STATED PROBLEM
What follows is a listing to be transcribed exactly.

○ ○ ○ ○ ○ ○ ○

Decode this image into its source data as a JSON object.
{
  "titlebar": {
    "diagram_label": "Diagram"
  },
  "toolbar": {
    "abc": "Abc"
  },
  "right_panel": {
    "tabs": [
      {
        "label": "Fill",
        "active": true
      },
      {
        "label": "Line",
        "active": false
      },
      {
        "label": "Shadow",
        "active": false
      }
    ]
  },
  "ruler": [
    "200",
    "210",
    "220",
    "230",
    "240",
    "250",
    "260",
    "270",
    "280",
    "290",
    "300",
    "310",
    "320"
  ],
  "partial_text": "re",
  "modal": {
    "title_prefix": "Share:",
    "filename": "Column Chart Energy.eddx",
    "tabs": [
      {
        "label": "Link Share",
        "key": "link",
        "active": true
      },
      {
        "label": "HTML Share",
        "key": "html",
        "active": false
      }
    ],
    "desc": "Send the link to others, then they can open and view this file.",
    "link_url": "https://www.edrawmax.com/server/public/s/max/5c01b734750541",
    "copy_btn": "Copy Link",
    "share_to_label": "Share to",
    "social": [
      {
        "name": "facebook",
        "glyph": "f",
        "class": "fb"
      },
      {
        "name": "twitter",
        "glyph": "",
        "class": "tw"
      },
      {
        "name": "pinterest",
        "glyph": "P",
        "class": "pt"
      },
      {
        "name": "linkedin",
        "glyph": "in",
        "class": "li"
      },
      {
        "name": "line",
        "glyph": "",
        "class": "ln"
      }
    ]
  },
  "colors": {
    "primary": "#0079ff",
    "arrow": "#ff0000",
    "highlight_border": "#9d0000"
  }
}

○ ○ ○ ○ ○ ○ ○

OUTPUT OF THE EXERCISE
Decode this image into its source data as a JSON object.
{
  "titlebar": {
    "diagram_label": "Diagram"
  },
  "toolbar": {
    "abc": "Abc"
  },
  "right_panel": {
    "tabs": [
      {
        "label": "Fill",
        "active": true
      },
      {
        "label": "Line",
        "active": false
      },
      {
        "label": "Shadow",
        "active": false
      }
    ]
  },
  "ruler": [
    "200",
    "210",
    "220",
    "230",
    "240",
    "250",
    "260",
    "270",
    "280",
    "290",
    "300",
    "310",
    "320"
  ],
  "partial_text": "re",
  "modal": {
    "title_prefix": "Share:",
    "filename": "Column Chart Energy.eddx",
    "tabs": [
      {
        "label": "Link Share",
        "key": "link",
        "active": true
      },
      {
        "label": "HTML Share",
        "key": "html",
        "active": false
      }
    ],
    "desc": "Send the link to others, then they can open and view this file.",
    "link_url": "https://www.edrawmax.com/server/public/s/max/5c01b734750541",
    "copy_btn": "Copy Link",
    "share_to_label": "Share to",
    "social": [
      {
        "name": "facebook",
        "glyph": "f",
        "class": "fb"
      },
      {
        "name": "twitter",
        "glyph": "",
        "class": "tw"
      },
      {
        "name": "pinterest",
        "glyph": "P",
        "class": "pt"
      },
      {
        "name": "linkedin",
        "glyph": "in",
        "class": "li"
      },
      {
        "name": "line",
        "glyph": "",
        "class": "ln"
      }
    ]
  },
  "colors": {
    "primary": "#0079ff",
    "arrow": "#ff0000",
    "highlight_border": "#9d0000"
  }
}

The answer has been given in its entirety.